▶ [Exercise description]
Repeat exactly the lines below from the line that contains "Parse this screenshot: output" to the last line, inclusive, without the pictures.

▶ [Records about charts and figures]

╔══

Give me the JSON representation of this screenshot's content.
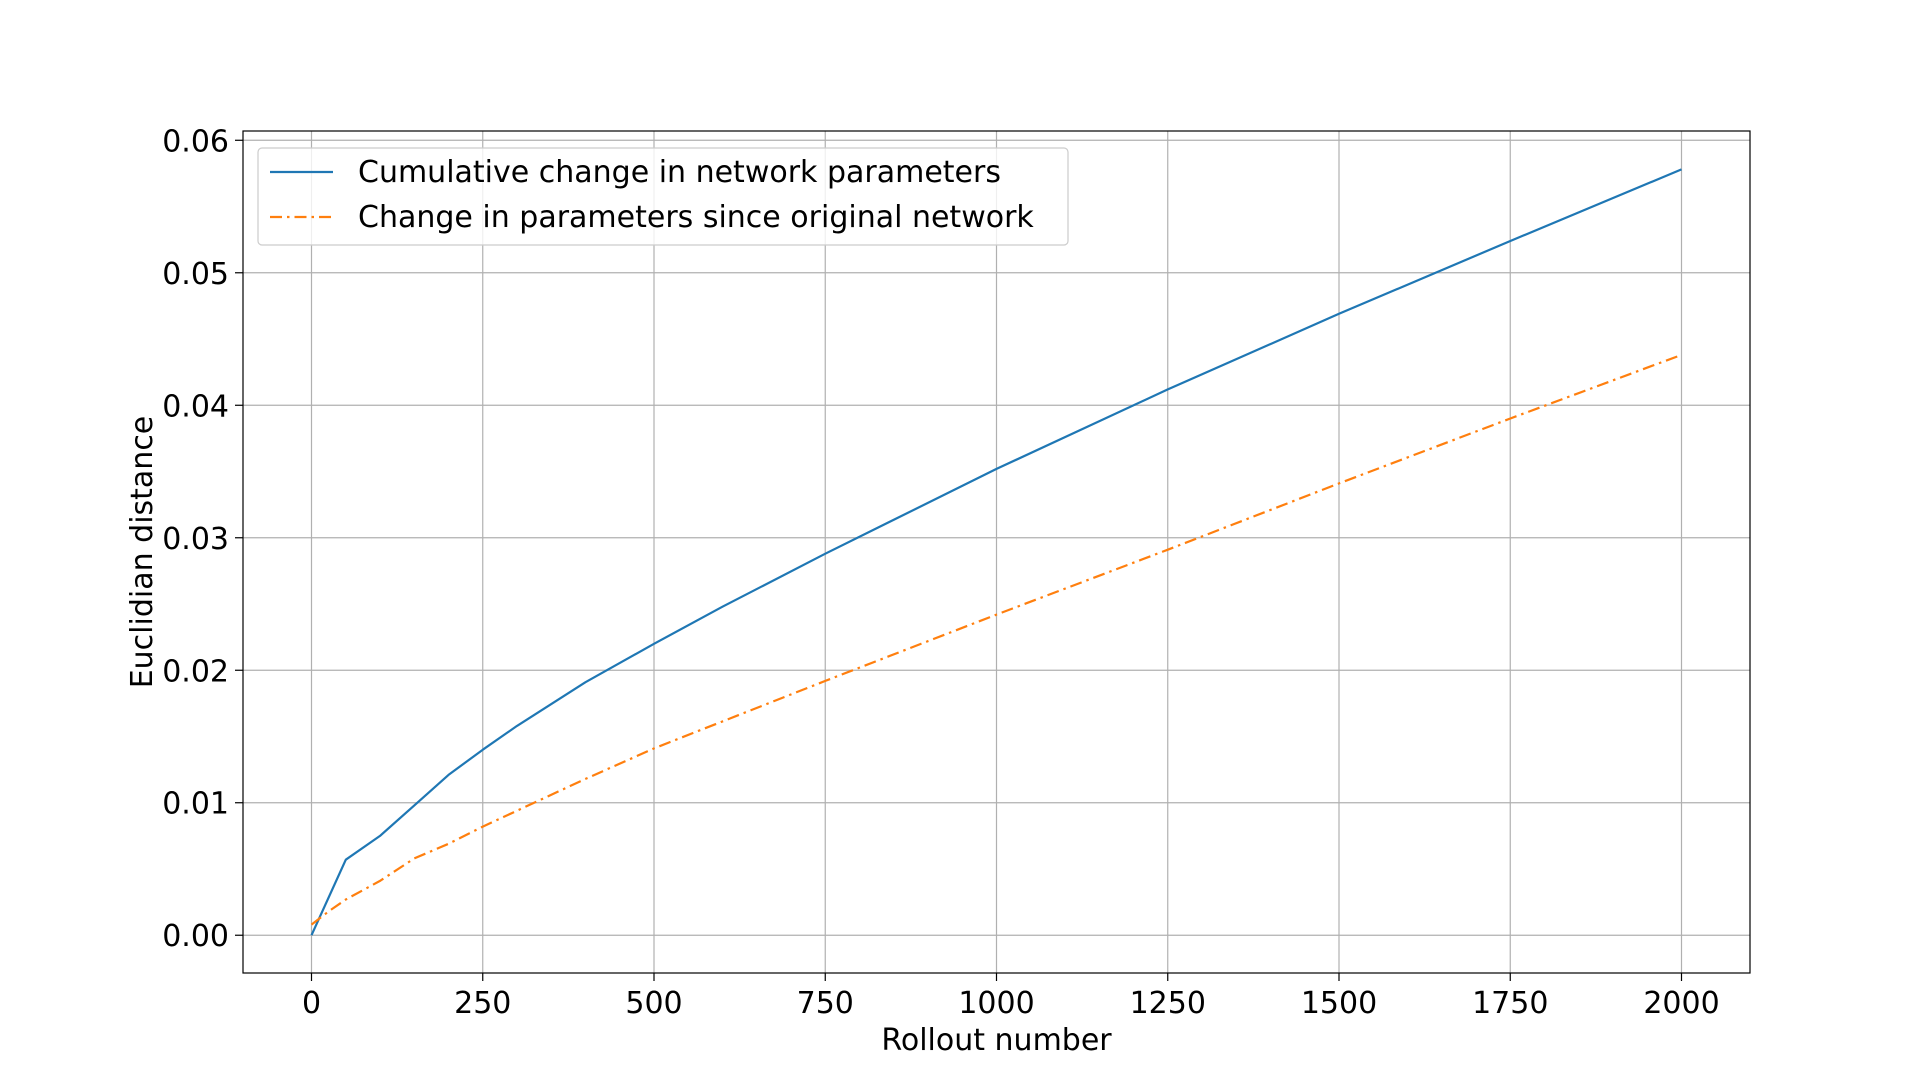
{
  "chart_data": {
    "type": "line",
    "xlabel": "Rollout number",
    "ylabel": "Euclidian distance",
    "xlim": [
      -100,
      2100
    ],
    "ylim": [
      -0.00285,
      0.0607
    ],
    "xticks": [
      0,
      250,
      500,
      750,
      1000,
      1250,
      1500,
      1750,
      2000
    ],
    "xtick_labels": [
      "0",
      "250",
      "500",
      "750",
      "1000",
      "1250",
      "1500",
      "1750",
      "2000"
    ],
    "yticks": [
      0.0,
      0.01,
      0.02,
      0.03,
      0.04,
      0.05,
      0.06
    ],
    "ytick_labels": [
      "0.00",
      "0.01",
      "0.02",
      "0.03",
      "0.04",
      "0.05",
      "0.06"
    ],
    "grid": true,
    "legend_position": "upper-left",
    "series": [
      {
        "name": "Cumulative change in network parameters",
        "color": "#1f77b4",
        "dash": "solid",
        "x": [
          0,
          50,
          100,
          150,
          200,
          250,
          300,
          400,
          500,
          600,
          750,
          1000,
          1250,
          1500,
          1750,
          2000
        ],
        "y": [
          0.0,
          0.0057,
          0.0075,
          0.0098,
          0.0121,
          0.014,
          0.0158,
          0.0191,
          0.022,
          0.0248,
          0.0288,
          0.0352,
          0.0412,
          0.0469,
          0.0524,
          0.0578
        ]
      },
      {
        "name": "Change in parameters since original network",
        "color": "#ff7f0e",
        "dash": "dashdot",
        "x": [
          0,
          25,
          50,
          100,
          150,
          200,
          250,
          300,
          400,
          500,
          750,
          1000,
          1250,
          1500,
          1750,
          2000
        ],
        "y": [
          0.0008,
          0.0018,
          0.0027,
          0.0041,
          0.0058,
          0.0069,
          0.0082,
          0.0094,
          0.0118,
          0.0141,
          0.0192,
          0.0242,
          0.0291,
          0.0341,
          0.039,
          0.0438
        ]
      }
    ]
  }
}
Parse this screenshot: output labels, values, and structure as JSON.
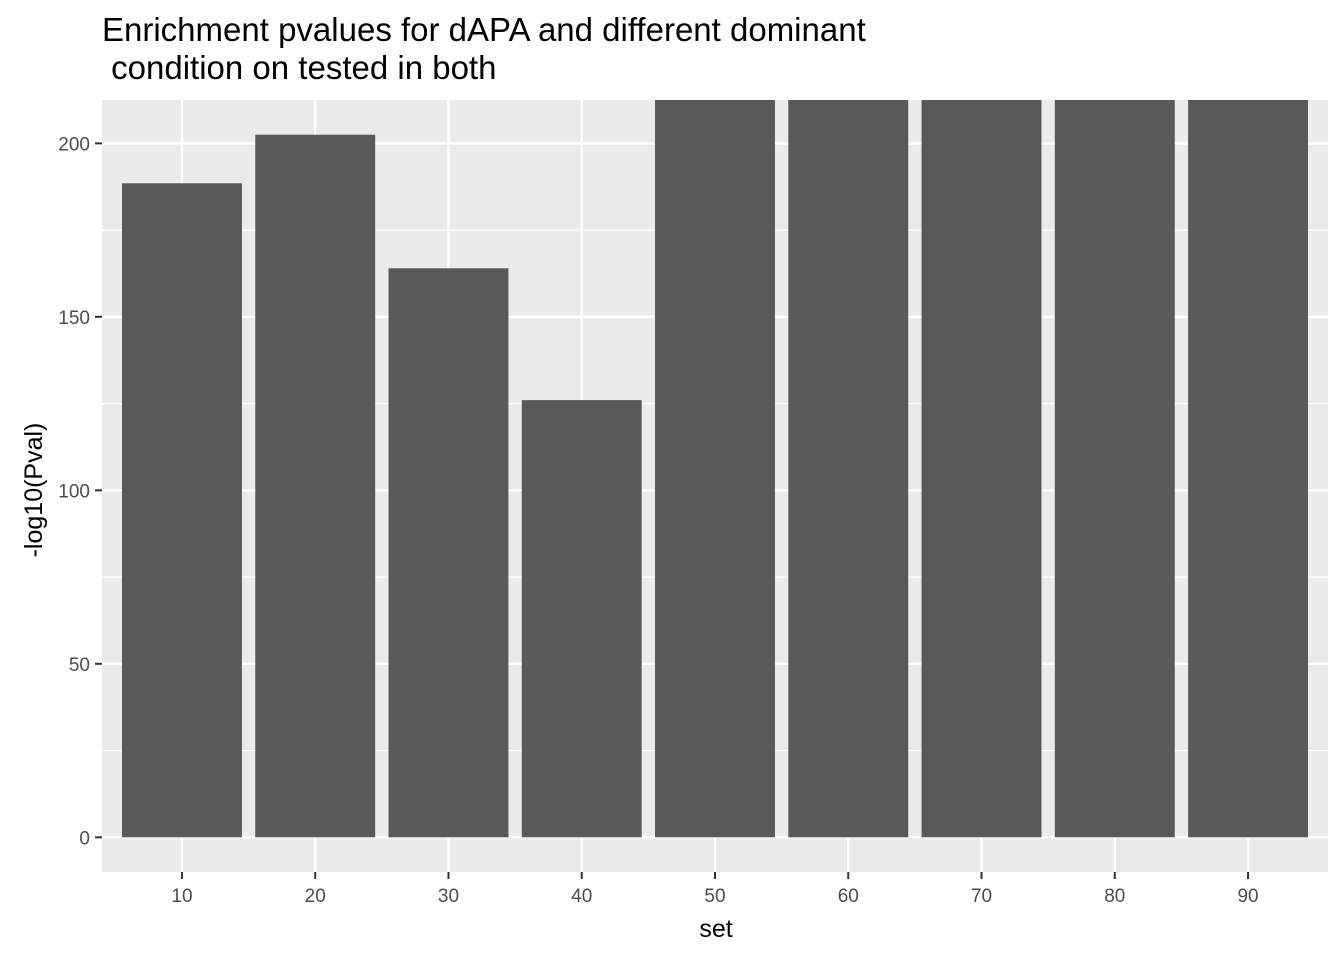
{
  "chart_data": {
    "type": "bar",
    "title_lines": [
      "Enrichment pvalues for dAPA and different dominant",
      " condition on tested in both"
    ],
    "xlabel": "set",
    "ylabel": "-log10(Pval)",
    "categories": [
      "10",
      "20",
      "30",
      "40",
      "50",
      "60",
      "70",
      "80",
      "90"
    ],
    "values": [
      188.5,
      202.5,
      164,
      126,
      212.5,
      212.5,
      212.5,
      212.5,
      212.5
    ],
    "values_clipped_at_top": [
      false,
      false,
      false,
      false,
      true,
      true,
      true,
      true,
      true
    ],
    "ylim": [
      -10,
      212.5
    ],
    "yticks": [
      "0",
      "50",
      "100",
      "150",
      "200"
    ],
    "ytick_values": [
      0,
      50,
      100,
      150,
      200
    ],
    "grid": true,
    "colors": {
      "bar": "#595959",
      "panel": "#ebebeb",
      "grid": "#ffffff",
      "axis_text": "#4d4d4d",
      "tick": "#333333"
    }
  }
}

╚══

▶ [Exercise output]
Parse this screenshot: output labels, values, and structure as JSON.
{
  "chart_data": {
    "type": "bar",
    "title_lines": [
      "Enrichment pvalues for dAPA and different dominant",
      " condition on tested in both"
    ],
    "xlabel": "set",
    "ylabel": "-log10(Pval)",
    "categories": [
      "10",
      "20",
      "30",
      "40",
      "50",
      "60",
      "70",
      "80",
      "90"
    ],
    "values": [
      188.5,
      202.5,
      164,
      126,
      212.5,
      212.5,
      212.5,
      212.5,
      212.5
    ],
    "values_clipped_at_top": [
      false,
      false,
      false,
      false,
      true,
      true,
      true,
      true,
      true
    ],
    "ylim": [
      -10,
      212.5
    ],
    "yticks": [
      "0",
      "50",
      "100",
      "150",
      "200"
    ],
    "ytick_values": [
      0,
      50,
      100,
      150,
      200
    ],
    "grid": true,
    "colors": {
      "bar": "#595959",
      "panel": "#ebebeb",
      "grid": "#ffffff",
      "axis_text": "#4d4d4d",
      "tick": "#333333"
    }
  }
}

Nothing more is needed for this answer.